Data listing
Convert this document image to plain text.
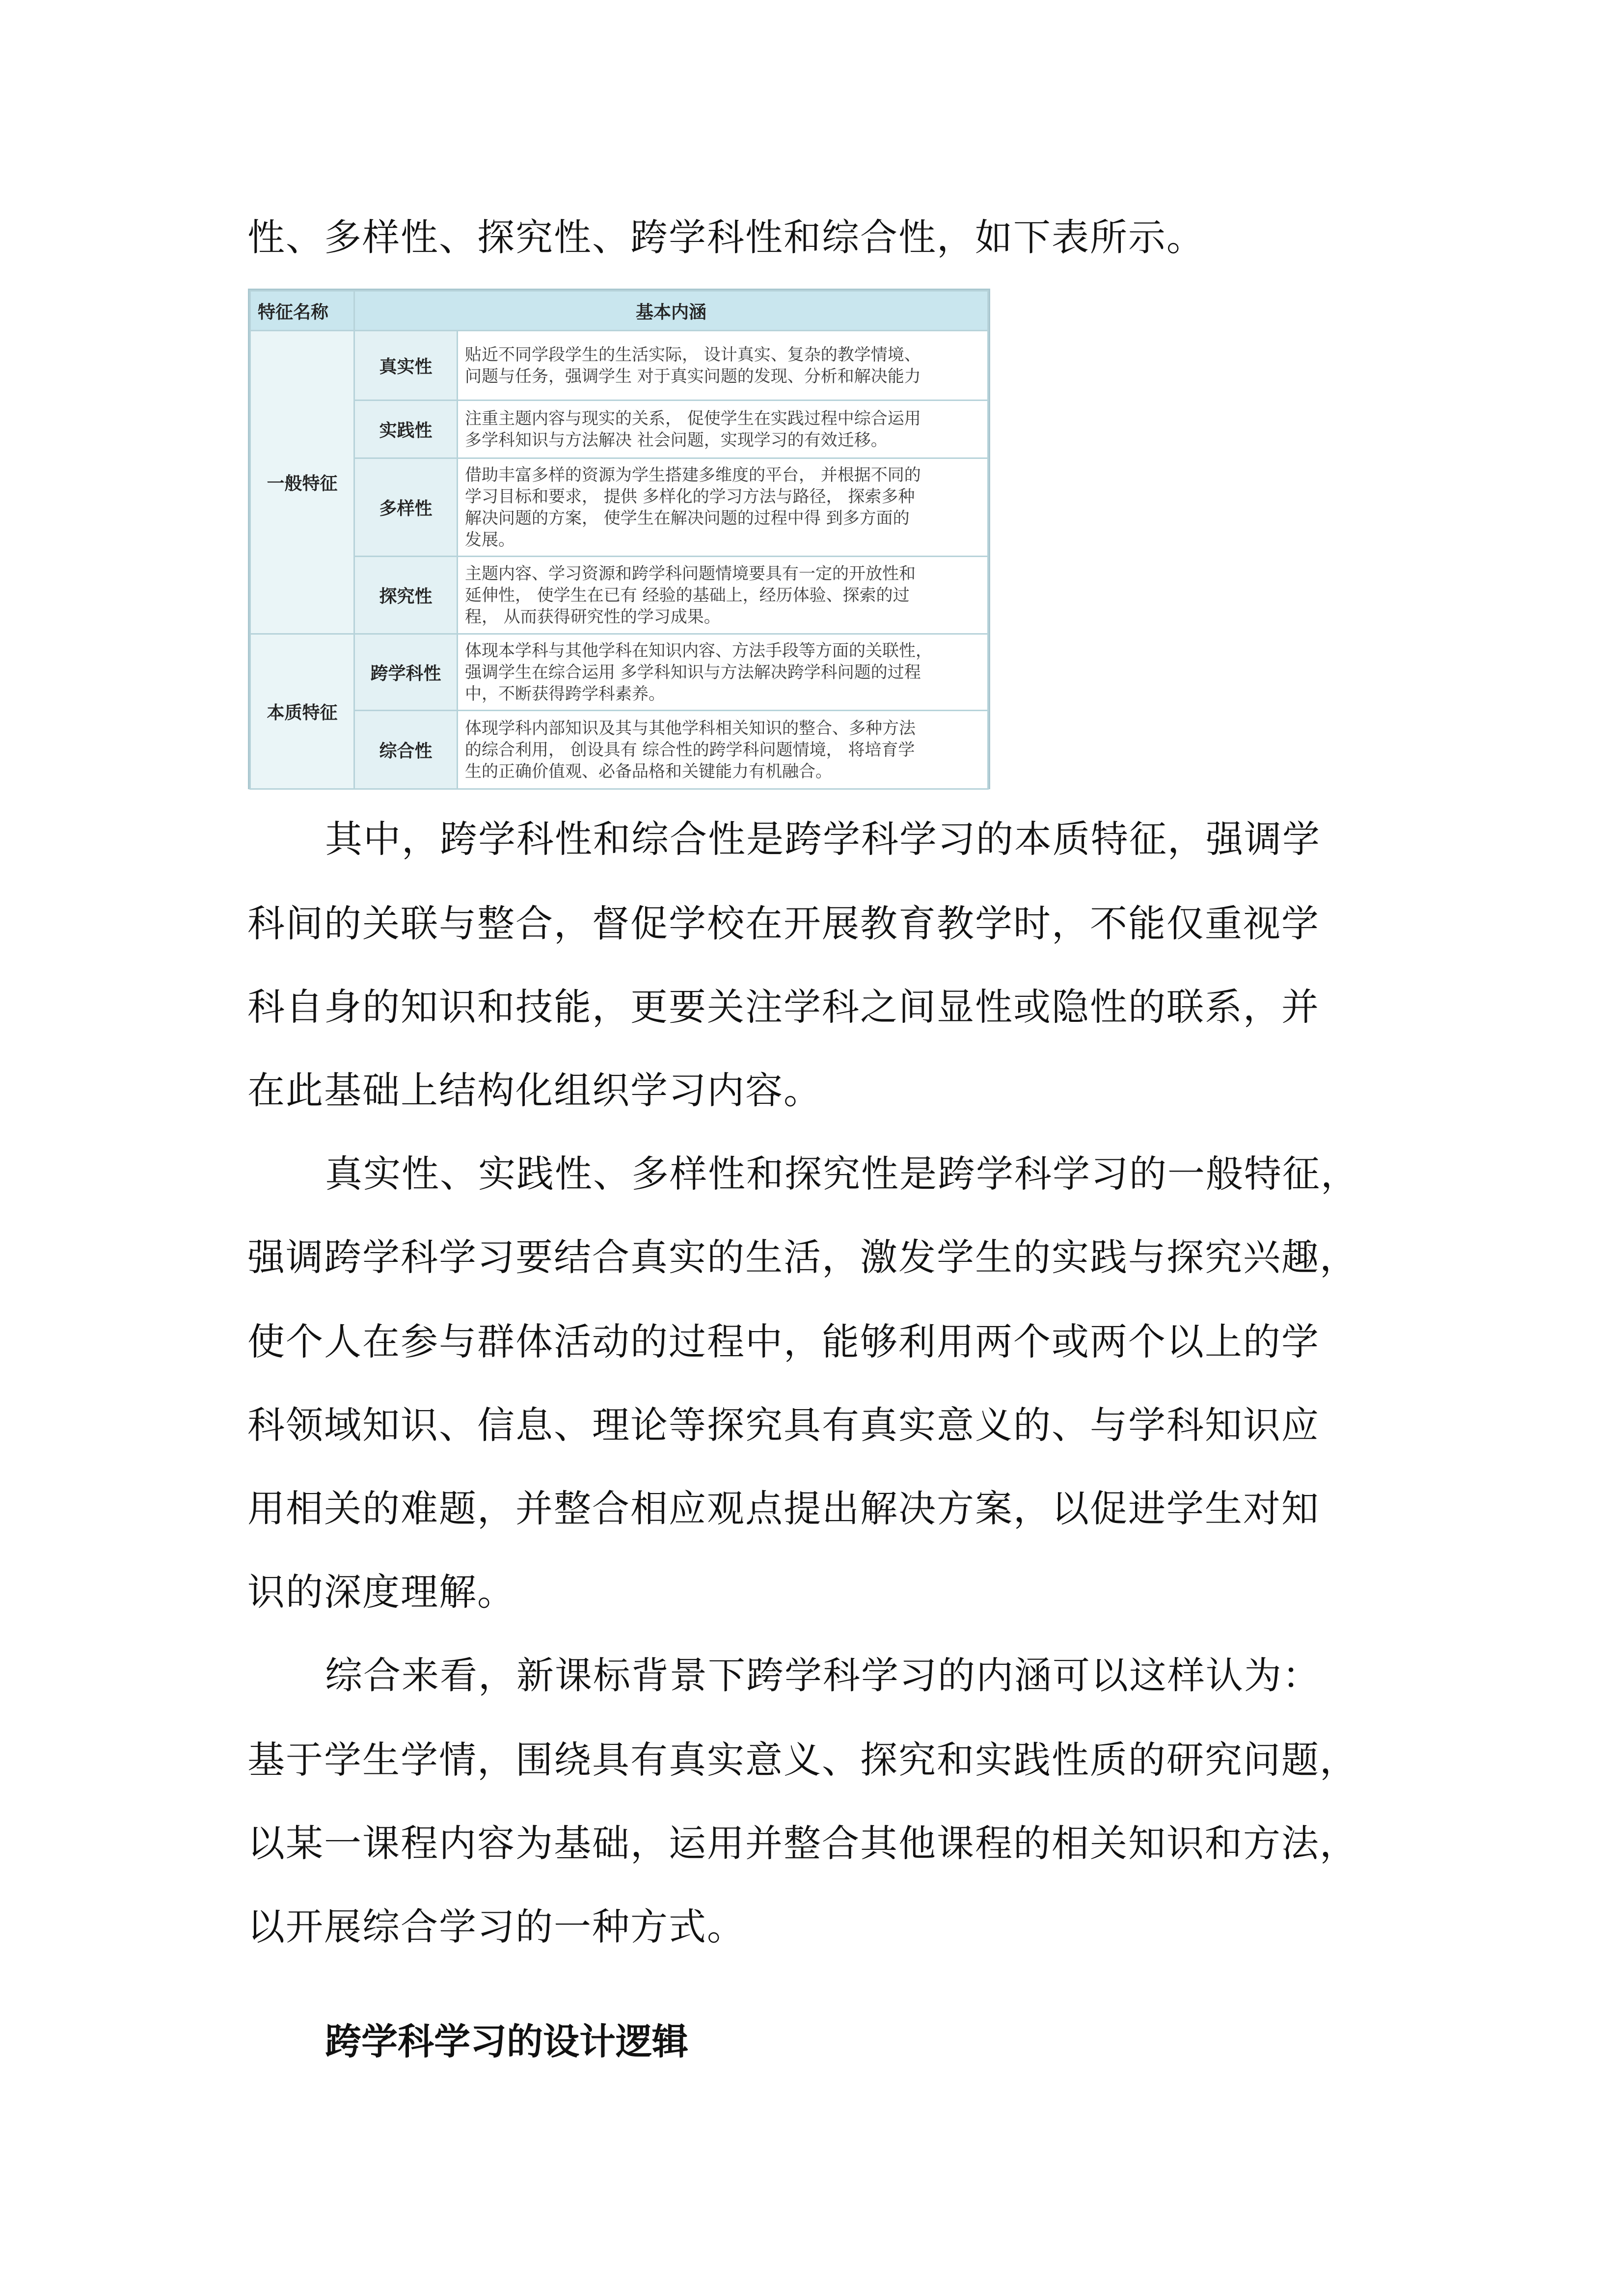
性、多样性、探究性、跨学科性和综合性，如下表所示。
特征名称	基本内涵	
一般特征	真实性	贴近不同学段学生的生活实际， 设计真实、复杂的教学情境、
问题与任务，强调学生 对于真实问题的发现、分析和解决能力

	实践性	注重主题内容与现实的关系， 促使学生在实践过程中综合运用
多学科知识与方法解决 社会问题，实现学习的有效迁移。

	多样性	借助丰富多样的资源为学生搭建多维度的平台， 并根据不同的
学习目标和要求， 提供 多样化的学习方法与路径， 探索多种
解决问题的方案， 使学生在解决问题的过程中得 到多方面的
发展。

	探究性	主题内容、学习资源和跨学科问题情境要具有一定的开放性和
延伸性， 使学生在已有 经验的基础上，经历体验、探索的过
程， 从而获得研究性的学习成果。

本质特征	跨学科性	体现本学科与其他学科在知识内容、方法手段等方面的关联性，
强调学生在综合运用 多学科知识与方法解决跨学科问题的过程
中，不断获得跨学科素养。

	综合性	体现学科内部知识及其与其他学科相关知识的整合、多种方法
的综合利用， 创设具有 综合性的跨学科问题情境， 将培育学
生的正确价值观、必备品格和关键能力有机融合。
其中，跨学科性和综合性是跨学科学习的本质特征，强调学
科间的关联与整合，督促学校在开展教育教学时，不能仅重视学
科自身的知识和技能，更要关注学科之间显性或隐性的联系，并
在此基础上结构化组织学习内容。
真实性、实践性、多样性和探究性是跨学科学习的一般特征，
强调跨学科学习要结合真实的生活，激发学生的实践与探究兴趣，
使个人在参与群体活动的过程中，能够利用两个或两个以上的学
科领域知识、信息、理论等探究具有真实意义的、与学科知识应
用相关的难题，并整合相应观点提出解决方案，以促进学生对知
识的深度理解。
综合来看，新课标背景下跨学科学习的内涵可以这样认为：
基于学生学情，围绕具有真实意义、探究和实践性质的研究问题，
以某一课程内容为基础，运用并整合其他课程的相关知识和方法，
以开展综合学习的一种方式。
跨学科学习的设计逻辑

Your objective :: Write out again every line above exactly as given; the pictures do not belong in the copy.

Expected answer ::
Convert this document image to plain text.
性、多样性、探究性、跨学科性和综合性，如下表所示。
特征名称	基本内涵	
一般特征	真实性	贴近不同学段学生的生活实际， 设计真实、复杂的教学情境、
问题与任务，强调学生 对于真实问题的发现、分析和解决能力

	实践性	注重主题内容与现实的关系， 促使学生在实践过程中综合运用
多学科知识与方法解决 社会问题，实现学习的有效迁移。

	多样性	借助丰富多样的资源为学生搭建多维度的平台， 并根据不同的
学习目标和要求， 提供 多样化的学习方法与路径， 探索多种
解决问题的方案， 使学生在解决问题的过程中得 到多方面的
发展。

	探究性	主题内容、学习资源和跨学科问题情境要具有一定的开放性和
延伸性， 使学生在已有 经验的基础上，经历体验、探索的过
程， 从而获得研究性的学习成果。

本质特征	跨学科性	体现本学科与其他学科在知识内容、方法手段等方面的关联性，
强调学生在综合运用 多学科知识与方法解决跨学科问题的过程
中，不断获得跨学科素养。

	综合性	体现学科内部知识及其与其他学科相关知识的整合、多种方法
的综合利用， 创设具有 综合性的跨学科问题情境， 将培育学
生的正确价值观、必备品格和关键能力有机融合。
其中，跨学科性和综合性是跨学科学习的本质特征，强调学
科间的关联与整合，督促学校在开展教育教学时，不能仅重视学
科自身的知识和技能，更要关注学科之间显性或隐性的联系，并
在此基础上结构化组织学习内容。
真实性、实践性、多样性和探究性是跨学科学习的一般特征，
强调跨学科学习要结合真实的生活，激发学生的实践与探究兴趣，
使个人在参与群体活动的过程中，能够利用两个或两个以上的学
科领域知识、信息、理论等探究具有真实意义的、与学科知识应
用相关的难题，并整合相应观点提出解决方案，以促进学生对知
识的深度理解。
综合来看，新课标背景下跨学科学习的内涵可以这样认为：
基于学生学情，围绕具有真实意义、探究和实践性质的研究问题，
以某一课程内容为基础，运用并整合其他课程的相关知识和方法，
以开展综合学习的一种方式。
跨学科学习的设计逻辑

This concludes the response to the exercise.